Source records
________________

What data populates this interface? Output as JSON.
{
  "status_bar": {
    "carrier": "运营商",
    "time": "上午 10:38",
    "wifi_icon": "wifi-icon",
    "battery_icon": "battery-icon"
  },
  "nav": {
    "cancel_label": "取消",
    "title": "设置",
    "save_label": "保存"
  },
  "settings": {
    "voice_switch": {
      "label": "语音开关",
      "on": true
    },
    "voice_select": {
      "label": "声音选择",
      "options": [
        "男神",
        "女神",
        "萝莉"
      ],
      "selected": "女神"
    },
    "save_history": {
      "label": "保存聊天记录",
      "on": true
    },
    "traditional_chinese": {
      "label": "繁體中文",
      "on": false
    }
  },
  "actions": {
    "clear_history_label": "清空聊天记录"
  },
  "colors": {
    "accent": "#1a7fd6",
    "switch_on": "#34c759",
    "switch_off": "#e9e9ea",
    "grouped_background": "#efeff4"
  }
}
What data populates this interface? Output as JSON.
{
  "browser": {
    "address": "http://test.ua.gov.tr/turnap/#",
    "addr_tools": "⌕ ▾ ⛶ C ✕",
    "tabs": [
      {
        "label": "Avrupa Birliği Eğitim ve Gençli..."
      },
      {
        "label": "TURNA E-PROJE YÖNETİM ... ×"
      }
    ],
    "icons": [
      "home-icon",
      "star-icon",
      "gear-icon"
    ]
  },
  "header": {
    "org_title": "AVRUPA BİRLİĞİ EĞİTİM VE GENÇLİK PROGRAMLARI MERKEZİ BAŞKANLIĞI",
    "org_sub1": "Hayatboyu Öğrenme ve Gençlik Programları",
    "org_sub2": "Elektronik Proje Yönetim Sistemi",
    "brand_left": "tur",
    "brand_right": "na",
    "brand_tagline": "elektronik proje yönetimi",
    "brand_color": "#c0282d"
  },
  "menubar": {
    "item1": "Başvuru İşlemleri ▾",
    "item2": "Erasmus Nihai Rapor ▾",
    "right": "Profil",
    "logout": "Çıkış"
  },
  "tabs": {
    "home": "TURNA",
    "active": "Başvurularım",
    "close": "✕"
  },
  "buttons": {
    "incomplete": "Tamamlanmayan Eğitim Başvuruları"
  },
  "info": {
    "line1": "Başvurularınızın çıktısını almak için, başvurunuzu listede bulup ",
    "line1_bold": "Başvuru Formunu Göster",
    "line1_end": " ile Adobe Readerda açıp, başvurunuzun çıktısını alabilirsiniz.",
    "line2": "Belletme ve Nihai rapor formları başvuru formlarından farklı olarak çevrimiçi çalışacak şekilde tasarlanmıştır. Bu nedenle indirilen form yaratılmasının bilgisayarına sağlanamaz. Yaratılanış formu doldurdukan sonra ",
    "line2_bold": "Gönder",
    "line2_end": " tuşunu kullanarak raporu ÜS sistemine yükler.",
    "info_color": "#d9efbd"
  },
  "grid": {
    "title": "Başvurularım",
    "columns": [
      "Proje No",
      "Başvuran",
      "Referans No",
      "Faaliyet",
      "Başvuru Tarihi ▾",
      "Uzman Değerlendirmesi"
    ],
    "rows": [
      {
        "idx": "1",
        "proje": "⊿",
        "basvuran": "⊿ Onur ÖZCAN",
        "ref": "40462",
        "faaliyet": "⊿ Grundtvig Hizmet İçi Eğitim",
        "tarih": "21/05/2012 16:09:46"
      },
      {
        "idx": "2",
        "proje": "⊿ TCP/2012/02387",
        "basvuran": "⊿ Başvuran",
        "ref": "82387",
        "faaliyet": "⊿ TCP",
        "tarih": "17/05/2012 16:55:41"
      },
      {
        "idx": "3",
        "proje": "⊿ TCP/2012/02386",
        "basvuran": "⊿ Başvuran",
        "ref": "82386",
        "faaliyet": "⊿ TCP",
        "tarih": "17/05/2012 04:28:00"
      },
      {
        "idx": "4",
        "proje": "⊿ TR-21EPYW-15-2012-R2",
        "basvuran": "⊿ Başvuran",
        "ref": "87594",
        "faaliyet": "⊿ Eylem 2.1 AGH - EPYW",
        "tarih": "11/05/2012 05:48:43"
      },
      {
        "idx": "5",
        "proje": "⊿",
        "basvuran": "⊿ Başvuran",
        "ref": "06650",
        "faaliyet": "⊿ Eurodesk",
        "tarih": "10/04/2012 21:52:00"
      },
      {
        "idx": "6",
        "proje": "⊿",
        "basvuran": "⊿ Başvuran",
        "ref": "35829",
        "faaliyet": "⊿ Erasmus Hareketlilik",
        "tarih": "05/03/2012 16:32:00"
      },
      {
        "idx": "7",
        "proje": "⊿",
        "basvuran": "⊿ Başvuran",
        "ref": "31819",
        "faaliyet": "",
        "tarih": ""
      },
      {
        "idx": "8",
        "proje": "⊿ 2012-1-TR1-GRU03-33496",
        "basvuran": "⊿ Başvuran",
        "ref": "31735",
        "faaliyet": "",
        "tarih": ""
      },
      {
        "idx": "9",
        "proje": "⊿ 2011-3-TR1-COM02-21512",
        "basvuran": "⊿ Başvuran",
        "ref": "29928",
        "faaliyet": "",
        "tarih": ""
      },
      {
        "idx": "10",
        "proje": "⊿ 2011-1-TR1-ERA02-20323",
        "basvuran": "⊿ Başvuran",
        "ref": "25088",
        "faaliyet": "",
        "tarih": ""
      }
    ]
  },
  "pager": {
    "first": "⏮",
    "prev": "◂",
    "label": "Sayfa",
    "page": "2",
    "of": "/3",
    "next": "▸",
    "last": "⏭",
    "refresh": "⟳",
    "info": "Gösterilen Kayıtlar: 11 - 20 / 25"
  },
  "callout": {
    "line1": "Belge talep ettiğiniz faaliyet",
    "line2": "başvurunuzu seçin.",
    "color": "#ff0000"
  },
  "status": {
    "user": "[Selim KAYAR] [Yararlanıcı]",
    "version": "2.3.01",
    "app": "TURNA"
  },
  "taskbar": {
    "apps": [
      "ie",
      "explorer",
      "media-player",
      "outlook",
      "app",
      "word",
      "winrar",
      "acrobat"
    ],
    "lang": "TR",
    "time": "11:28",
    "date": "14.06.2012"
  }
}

________________

■ Exercise details: Which lines above contain the word "Başvurularım"? Copy each of them.

■ Result of this exercise:
    "active": "Başvurularım",
    "title": "Başvurularım",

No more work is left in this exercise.